### Directions for this task:
Tell how many lines contain the word "operate". Reply with the number only.

[A run of records]
━━━━━━━━━━━━━━━━
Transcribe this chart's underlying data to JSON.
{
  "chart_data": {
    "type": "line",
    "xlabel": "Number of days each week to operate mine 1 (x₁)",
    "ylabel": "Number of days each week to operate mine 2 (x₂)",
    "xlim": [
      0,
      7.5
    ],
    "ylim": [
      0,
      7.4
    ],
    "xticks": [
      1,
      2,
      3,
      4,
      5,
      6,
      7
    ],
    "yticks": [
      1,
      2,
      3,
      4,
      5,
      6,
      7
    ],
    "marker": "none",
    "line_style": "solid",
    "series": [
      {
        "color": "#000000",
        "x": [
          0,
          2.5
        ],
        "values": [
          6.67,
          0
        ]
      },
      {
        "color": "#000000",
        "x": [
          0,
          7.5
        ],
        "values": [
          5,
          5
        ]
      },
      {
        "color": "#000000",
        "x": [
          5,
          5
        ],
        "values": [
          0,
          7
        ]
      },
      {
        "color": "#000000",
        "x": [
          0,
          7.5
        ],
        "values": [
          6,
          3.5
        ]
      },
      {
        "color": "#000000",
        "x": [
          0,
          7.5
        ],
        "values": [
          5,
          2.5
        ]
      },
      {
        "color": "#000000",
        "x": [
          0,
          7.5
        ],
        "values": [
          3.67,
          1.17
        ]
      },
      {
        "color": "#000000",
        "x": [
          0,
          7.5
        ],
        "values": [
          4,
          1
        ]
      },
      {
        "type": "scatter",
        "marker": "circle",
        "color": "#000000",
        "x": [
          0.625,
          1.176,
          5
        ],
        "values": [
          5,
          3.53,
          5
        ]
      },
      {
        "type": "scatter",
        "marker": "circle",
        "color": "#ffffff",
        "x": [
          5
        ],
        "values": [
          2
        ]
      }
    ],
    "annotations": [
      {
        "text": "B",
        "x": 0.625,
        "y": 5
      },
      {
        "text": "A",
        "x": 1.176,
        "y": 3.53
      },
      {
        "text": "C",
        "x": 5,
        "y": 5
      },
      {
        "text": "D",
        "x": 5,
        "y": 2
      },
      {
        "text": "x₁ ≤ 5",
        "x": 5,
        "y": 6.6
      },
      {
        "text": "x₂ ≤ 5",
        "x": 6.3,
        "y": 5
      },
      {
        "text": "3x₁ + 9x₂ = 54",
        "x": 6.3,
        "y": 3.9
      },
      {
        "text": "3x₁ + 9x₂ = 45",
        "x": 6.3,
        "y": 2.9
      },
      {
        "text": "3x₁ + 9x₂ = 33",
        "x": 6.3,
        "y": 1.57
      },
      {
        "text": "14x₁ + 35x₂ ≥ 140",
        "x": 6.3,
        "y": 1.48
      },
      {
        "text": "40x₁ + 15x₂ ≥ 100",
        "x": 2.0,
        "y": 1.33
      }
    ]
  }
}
━━━━━━━━━━━━━━━━
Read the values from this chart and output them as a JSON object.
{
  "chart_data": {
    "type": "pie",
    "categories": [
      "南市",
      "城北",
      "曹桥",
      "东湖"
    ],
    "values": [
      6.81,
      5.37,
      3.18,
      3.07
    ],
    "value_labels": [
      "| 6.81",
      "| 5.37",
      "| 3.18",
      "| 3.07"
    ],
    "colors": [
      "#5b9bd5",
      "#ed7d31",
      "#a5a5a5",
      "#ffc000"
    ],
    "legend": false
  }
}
━━━━━━━━━━━━━━━━
### Response below:
2